## Task requirements
Write out all the material exactly. Leave nothing out.

## Collected data entries

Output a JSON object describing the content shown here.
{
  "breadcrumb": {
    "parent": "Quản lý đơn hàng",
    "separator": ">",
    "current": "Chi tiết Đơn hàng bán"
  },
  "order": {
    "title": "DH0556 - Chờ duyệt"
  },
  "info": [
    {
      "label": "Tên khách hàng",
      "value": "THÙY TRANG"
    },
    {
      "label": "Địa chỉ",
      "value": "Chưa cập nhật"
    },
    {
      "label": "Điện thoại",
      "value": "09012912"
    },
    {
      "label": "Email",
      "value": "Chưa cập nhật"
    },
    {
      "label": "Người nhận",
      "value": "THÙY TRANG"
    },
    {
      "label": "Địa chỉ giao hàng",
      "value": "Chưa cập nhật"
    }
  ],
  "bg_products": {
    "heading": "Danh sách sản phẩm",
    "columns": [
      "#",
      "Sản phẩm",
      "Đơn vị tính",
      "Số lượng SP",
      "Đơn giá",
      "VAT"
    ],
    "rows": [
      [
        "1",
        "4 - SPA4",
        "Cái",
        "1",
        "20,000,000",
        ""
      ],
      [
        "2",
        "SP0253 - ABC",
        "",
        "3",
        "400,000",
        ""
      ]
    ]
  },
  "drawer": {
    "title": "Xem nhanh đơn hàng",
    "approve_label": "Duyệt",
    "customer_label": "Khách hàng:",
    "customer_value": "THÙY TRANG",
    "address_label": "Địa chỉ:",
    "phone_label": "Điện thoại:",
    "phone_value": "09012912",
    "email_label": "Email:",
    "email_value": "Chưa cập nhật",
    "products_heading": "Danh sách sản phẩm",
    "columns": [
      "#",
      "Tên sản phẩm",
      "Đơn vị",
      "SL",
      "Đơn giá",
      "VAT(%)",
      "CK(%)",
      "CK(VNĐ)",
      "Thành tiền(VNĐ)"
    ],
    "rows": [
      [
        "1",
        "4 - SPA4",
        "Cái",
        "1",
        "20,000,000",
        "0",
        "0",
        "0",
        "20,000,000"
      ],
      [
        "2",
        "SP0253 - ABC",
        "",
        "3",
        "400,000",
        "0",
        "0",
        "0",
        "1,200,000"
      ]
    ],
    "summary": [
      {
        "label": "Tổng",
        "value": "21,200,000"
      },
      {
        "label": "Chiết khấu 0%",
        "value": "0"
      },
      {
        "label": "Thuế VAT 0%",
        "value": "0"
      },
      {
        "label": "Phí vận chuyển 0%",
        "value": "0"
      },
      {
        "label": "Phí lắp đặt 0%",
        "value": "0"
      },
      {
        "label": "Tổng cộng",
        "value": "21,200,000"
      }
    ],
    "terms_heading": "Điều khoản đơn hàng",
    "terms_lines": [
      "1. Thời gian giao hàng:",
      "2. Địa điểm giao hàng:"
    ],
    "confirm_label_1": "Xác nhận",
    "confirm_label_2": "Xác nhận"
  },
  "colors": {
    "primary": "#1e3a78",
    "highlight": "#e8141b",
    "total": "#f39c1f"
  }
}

## Complete output
Output a JSON object describing the content shown here.
{
  "breadcrumb": {
    "parent": "Quản lý đơn hàng",
    "separator": ">",
    "current": "Chi tiết Đơn hàng bán"
  },
  "order": {
    "title": "DH0556 - Chờ duyệt"
  },
  "info": [
    {
      "label": "Tên khách hàng",
      "value": "THÙY TRANG"
    },
    {
      "label": "Địa chỉ",
      "value": "Chưa cập nhật"
    },
    {
      "label": "Điện thoại",
      "value": "09012912"
    },
    {
      "label": "Email",
      "value": "Chưa cập nhật"
    },
    {
      "label": "Người nhận",
      "value": "THÙY TRANG"
    },
    {
      "label": "Địa chỉ giao hàng",
      "value": "Chưa cập nhật"
    }
  ],
  "bg_products": {
    "heading": "Danh sách sản phẩm",
    "columns": [
      "#",
      "Sản phẩm",
      "Đơn vị tính",
      "Số lượng SP",
      "Đơn giá",
      "VAT"
    ],
    "rows": [
      [
        "1",
        "4 - SPA4",
        "Cái",
        "1",
        "20,000,000",
        ""
      ],
      [
        "2",
        "SP0253 - ABC",
        "",
        "3",
        "400,000",
        ""
      ]
    ]
  },
  "drawer": {
    "title": "Xem nhanh đơn hàng",
    "approve_label": "Duyệt",
    "customer_label": "Khách hàng:",
    "customer_value": "THÙY TRANG",
    "address_label": "Địa chỉ:",
    "phone_label": "Điện thoại:",
    "phone_value": "09012912",
    "email_label": "Email:",
    "email_value": "Chưa cập nhật",
    "products_heading": "Danh sách sản phẩm",
    "columns": [
      "#",
      "Tên sản phẩm",
      "Đơn vị",
      "SL",
      "Đơn giá",
      "VAT(%)",
      "CK(%)",
      "CK(VNĐ)",
      "Thành tiền(VNĐ)"
    ],
    "rows": [
      [
        "1",
        "4 - SPA4",
        "Cái",
        "1",
        "20,000,000",
        "0",
        "0",
        "0",
        "20,000,000"
      ],
      [
        "2",
        "SP0253 - ABC",
        "",
        "3",
        "400,000",
        "0",
        "0",
        "0",
        "1,200,000"
      ]
    ],
    "summary": [
      {
        "label": "Tổng",
        "value": "21,200,000"
      },
      {
        "label": "Chiết khấu 0%",
        "value": "0"
      },
      {
        "label": "Thuế VAT 0%",
        "value": "0"
      },
      {
        "label": "Phí vận chuyển 0%",
        "value": "0"
      },
      {
        "label": "Phí lắp đặt 0%",
        "value": "0"
      },
      {
        "label": "Tổng cộng",
        "value": "21,200,000"
      }
    ],
    "terms_heading": "Điều khoản đơn hàng",
    "terms_lines": [
      "1. Thời gian giao hàng:",
      "2. Địa điểm giao hàng:"
    ],
    "confirm_label_1": "Xác nhận",
    "confirm_label_2": "Xác nhận"
  },
  "colors": {
    "primary": "#1e3a78",
    "highlight": "#e8141b",
    "total": "#f39c1f"
  }
}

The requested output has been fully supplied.